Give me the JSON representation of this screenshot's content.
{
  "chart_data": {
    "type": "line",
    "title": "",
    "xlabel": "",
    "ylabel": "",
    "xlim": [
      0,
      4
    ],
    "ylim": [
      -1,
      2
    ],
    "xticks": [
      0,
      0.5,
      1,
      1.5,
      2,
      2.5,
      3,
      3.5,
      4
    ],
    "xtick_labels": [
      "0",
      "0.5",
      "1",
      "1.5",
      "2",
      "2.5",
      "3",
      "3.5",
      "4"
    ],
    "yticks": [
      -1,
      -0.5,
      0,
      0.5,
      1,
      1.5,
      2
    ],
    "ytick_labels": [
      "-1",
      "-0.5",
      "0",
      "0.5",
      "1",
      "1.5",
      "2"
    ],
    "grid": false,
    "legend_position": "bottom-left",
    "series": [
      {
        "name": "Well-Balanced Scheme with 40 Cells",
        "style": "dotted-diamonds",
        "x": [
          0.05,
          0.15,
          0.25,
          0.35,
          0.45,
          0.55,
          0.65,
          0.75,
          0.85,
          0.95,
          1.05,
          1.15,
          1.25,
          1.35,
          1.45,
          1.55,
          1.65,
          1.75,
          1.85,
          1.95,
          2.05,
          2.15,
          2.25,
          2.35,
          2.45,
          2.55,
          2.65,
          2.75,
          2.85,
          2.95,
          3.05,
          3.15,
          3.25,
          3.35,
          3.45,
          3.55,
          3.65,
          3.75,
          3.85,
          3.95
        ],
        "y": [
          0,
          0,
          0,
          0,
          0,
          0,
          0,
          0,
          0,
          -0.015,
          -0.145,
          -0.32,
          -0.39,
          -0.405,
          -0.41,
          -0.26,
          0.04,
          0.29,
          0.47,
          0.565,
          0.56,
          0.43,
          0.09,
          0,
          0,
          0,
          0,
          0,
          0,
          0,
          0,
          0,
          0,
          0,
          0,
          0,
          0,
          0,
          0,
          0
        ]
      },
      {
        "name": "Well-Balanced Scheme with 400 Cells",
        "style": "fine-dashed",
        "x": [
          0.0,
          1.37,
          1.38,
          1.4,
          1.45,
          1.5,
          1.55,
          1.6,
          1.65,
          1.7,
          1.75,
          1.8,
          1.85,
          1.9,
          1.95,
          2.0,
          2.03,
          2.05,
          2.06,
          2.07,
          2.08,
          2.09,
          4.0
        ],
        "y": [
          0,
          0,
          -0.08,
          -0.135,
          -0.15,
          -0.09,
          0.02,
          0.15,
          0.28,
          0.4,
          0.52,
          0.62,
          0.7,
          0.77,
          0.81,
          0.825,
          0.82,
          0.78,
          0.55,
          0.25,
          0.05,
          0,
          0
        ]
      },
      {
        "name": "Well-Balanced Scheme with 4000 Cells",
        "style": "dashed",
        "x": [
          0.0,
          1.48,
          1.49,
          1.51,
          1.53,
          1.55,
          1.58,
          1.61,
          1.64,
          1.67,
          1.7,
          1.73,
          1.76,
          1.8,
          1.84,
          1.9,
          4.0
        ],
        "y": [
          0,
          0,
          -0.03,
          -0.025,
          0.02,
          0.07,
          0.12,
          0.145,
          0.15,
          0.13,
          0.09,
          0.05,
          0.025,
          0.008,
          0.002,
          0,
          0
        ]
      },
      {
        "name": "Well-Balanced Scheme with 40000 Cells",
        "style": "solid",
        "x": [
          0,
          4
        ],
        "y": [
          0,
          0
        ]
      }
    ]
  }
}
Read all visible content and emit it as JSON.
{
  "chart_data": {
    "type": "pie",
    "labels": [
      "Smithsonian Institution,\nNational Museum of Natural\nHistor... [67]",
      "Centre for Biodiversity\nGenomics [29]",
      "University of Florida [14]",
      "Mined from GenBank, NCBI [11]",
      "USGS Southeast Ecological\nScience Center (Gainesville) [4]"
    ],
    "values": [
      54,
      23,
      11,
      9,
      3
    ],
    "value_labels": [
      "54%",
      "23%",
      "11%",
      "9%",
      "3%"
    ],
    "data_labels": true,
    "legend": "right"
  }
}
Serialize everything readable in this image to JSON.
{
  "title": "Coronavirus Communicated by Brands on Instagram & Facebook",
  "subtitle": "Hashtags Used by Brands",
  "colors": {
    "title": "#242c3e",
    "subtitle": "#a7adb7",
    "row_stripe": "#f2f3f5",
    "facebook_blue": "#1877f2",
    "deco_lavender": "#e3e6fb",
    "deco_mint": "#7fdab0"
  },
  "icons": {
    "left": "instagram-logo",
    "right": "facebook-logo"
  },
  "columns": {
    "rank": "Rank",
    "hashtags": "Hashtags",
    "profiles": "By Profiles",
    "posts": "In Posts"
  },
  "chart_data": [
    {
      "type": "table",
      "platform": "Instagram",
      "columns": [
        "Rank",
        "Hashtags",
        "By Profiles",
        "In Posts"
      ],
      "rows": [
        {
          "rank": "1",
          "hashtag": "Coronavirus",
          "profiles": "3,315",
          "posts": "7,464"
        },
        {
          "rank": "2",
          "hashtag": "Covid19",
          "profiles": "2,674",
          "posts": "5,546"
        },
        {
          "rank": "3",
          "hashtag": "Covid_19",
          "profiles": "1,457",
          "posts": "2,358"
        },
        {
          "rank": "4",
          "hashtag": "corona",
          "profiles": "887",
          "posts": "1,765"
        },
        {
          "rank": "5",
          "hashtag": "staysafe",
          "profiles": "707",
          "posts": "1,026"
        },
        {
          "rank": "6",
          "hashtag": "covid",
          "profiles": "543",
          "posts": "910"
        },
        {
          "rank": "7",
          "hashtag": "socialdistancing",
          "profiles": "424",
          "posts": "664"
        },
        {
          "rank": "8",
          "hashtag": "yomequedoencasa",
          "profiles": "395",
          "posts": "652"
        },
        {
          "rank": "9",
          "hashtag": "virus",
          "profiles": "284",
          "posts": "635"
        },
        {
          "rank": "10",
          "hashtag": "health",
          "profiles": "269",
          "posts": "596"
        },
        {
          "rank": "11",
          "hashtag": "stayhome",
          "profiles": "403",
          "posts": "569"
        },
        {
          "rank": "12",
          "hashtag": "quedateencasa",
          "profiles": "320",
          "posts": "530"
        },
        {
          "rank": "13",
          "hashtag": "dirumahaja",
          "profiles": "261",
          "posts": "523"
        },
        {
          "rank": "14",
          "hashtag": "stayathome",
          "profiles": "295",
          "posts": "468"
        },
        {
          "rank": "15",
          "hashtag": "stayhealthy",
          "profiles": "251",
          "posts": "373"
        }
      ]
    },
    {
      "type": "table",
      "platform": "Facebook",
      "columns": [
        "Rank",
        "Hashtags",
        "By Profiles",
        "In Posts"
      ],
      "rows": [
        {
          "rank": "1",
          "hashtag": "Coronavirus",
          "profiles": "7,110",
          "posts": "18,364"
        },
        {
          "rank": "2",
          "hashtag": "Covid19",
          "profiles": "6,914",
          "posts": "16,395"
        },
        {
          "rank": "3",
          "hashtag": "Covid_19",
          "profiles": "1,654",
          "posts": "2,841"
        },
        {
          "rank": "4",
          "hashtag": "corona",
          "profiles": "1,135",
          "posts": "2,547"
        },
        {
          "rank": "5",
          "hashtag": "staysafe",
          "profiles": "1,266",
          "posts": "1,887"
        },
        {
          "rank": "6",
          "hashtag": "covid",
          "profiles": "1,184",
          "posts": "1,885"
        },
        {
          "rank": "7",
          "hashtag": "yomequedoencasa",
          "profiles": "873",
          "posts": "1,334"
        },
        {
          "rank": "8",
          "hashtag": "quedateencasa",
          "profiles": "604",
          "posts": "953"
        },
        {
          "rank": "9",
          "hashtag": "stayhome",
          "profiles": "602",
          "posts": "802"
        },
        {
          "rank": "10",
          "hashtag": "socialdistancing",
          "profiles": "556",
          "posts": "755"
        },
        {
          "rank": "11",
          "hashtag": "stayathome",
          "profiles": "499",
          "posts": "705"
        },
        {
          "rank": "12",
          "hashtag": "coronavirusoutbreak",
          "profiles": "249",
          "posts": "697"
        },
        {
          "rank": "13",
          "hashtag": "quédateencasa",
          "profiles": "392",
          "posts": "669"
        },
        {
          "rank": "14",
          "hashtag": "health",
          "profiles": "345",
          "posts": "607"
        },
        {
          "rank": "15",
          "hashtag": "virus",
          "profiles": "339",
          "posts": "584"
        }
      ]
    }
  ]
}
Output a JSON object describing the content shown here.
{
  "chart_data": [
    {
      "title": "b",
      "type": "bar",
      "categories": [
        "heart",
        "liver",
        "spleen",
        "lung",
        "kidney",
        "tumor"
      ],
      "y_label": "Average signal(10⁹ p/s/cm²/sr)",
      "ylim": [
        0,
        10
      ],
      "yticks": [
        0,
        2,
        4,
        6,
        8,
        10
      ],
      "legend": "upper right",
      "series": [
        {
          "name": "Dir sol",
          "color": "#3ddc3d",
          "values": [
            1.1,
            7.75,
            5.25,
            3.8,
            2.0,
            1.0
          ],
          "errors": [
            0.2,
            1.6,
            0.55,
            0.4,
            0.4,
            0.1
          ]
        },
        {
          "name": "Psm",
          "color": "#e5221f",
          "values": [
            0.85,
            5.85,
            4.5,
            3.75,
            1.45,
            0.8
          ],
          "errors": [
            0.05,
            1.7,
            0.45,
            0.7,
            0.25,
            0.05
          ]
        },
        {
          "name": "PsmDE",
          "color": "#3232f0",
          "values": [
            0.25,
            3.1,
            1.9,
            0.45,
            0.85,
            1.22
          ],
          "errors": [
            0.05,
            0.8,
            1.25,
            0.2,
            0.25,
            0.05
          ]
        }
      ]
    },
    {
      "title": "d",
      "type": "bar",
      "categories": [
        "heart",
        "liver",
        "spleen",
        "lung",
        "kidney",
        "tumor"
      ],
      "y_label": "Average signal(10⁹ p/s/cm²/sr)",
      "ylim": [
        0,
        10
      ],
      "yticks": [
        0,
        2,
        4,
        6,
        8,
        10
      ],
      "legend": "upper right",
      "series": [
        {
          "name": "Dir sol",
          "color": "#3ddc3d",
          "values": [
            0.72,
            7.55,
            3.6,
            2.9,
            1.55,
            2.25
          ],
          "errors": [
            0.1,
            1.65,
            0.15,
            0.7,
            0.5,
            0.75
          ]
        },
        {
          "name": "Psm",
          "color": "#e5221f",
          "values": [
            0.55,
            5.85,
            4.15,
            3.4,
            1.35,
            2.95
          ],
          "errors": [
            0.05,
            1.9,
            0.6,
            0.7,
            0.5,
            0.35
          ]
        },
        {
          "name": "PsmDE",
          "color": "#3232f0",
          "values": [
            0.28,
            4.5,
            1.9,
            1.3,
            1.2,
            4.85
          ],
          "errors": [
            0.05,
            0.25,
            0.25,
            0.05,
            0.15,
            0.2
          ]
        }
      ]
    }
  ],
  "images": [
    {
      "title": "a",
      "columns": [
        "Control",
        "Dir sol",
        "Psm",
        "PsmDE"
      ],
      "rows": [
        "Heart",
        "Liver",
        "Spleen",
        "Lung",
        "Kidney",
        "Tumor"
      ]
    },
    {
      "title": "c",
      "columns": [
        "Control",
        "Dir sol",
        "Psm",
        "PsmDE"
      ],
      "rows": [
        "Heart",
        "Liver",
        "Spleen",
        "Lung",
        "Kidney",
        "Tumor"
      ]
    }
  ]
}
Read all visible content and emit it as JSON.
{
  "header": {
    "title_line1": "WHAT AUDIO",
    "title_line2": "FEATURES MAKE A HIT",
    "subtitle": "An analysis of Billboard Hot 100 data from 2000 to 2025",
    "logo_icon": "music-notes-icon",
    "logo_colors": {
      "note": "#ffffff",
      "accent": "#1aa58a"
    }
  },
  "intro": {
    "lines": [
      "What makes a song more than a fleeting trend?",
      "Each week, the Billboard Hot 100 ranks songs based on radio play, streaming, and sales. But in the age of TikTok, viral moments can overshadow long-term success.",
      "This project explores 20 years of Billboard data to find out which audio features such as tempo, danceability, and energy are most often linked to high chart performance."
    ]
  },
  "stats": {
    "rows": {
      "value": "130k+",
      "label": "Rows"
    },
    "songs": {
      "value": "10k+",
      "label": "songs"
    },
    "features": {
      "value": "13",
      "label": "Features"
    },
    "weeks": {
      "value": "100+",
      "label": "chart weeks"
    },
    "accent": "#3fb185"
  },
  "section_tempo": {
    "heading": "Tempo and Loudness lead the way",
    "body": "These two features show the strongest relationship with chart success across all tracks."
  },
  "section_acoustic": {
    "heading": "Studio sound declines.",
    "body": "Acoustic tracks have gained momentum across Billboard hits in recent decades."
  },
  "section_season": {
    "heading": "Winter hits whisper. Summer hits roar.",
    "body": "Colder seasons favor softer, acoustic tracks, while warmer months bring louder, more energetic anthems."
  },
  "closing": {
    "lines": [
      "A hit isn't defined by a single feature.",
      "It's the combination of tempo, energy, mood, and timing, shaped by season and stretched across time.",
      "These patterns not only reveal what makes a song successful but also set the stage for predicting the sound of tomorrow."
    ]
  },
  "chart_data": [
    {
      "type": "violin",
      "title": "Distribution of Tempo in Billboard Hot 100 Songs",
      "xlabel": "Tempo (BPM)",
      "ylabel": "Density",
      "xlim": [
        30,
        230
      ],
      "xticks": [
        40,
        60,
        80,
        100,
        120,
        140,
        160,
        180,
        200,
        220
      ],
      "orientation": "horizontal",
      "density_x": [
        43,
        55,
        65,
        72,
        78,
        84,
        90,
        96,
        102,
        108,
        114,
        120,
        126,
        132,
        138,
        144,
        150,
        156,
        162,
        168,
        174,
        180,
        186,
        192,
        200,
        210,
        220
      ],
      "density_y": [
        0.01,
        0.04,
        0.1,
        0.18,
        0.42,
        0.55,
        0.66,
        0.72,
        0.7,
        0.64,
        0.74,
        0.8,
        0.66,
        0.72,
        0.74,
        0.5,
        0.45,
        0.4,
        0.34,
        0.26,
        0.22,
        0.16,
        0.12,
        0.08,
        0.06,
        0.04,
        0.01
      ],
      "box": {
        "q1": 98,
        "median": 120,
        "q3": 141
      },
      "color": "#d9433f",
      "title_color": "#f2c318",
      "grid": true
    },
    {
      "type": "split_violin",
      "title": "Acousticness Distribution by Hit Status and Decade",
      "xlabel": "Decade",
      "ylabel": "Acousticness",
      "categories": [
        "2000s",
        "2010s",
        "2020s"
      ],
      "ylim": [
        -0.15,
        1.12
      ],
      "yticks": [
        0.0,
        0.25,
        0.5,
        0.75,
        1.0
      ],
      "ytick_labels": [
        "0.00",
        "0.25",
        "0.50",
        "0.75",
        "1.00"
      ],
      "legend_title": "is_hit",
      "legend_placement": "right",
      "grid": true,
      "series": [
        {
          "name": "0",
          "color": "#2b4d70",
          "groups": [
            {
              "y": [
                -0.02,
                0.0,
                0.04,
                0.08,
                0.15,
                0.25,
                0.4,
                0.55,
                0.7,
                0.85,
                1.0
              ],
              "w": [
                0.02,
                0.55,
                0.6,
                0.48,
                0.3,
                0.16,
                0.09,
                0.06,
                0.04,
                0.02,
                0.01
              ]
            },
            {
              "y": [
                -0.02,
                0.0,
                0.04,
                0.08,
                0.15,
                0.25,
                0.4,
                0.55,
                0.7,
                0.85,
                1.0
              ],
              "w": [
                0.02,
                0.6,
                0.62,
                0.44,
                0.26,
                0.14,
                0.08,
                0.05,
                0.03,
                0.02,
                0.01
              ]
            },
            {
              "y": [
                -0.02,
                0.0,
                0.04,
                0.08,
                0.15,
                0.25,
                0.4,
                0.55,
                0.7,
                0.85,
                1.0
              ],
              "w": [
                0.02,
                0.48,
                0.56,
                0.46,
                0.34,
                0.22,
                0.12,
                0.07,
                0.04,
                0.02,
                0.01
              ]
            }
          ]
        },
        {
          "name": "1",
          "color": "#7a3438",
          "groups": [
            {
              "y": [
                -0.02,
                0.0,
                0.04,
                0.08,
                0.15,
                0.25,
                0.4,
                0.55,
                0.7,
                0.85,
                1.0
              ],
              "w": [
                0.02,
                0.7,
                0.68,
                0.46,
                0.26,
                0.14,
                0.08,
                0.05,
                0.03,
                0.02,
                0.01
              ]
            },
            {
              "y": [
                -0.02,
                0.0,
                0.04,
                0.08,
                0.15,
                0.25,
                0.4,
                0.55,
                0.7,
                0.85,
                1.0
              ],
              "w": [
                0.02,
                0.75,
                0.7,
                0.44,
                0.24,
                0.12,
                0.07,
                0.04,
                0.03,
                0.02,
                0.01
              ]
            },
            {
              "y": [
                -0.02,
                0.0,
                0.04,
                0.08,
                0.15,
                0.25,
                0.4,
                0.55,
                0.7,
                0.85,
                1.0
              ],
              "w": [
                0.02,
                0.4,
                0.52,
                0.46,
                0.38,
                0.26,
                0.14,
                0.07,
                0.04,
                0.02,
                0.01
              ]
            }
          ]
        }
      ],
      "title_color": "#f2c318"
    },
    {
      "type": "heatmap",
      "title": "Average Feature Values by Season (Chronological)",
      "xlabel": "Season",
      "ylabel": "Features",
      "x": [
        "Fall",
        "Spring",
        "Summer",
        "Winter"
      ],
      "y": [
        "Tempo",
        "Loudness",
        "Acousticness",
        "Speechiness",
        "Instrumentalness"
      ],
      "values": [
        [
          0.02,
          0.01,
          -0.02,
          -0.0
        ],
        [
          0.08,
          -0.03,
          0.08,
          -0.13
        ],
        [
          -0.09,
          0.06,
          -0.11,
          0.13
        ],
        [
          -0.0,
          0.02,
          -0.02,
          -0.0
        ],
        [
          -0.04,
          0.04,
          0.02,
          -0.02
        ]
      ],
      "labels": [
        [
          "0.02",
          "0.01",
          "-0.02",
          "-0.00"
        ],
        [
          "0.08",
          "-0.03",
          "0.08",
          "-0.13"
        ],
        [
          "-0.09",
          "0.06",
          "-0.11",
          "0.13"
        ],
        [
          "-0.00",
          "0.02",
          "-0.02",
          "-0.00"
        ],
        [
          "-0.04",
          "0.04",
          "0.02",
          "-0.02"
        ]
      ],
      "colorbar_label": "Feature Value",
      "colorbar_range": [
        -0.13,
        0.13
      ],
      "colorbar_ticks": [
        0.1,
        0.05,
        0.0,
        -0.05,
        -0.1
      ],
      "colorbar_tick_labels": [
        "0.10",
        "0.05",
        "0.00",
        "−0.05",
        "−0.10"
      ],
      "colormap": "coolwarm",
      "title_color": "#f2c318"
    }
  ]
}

Required work =>
Your answer must be every line from the listing above that holds the string "content".

Completed exercise =>
Give me the JSON representation of this screenshot's content.
Read all visible content and emit it as JSON.
Output a JSON object describing the content shown here.
Read all visible content and emit it as JSON.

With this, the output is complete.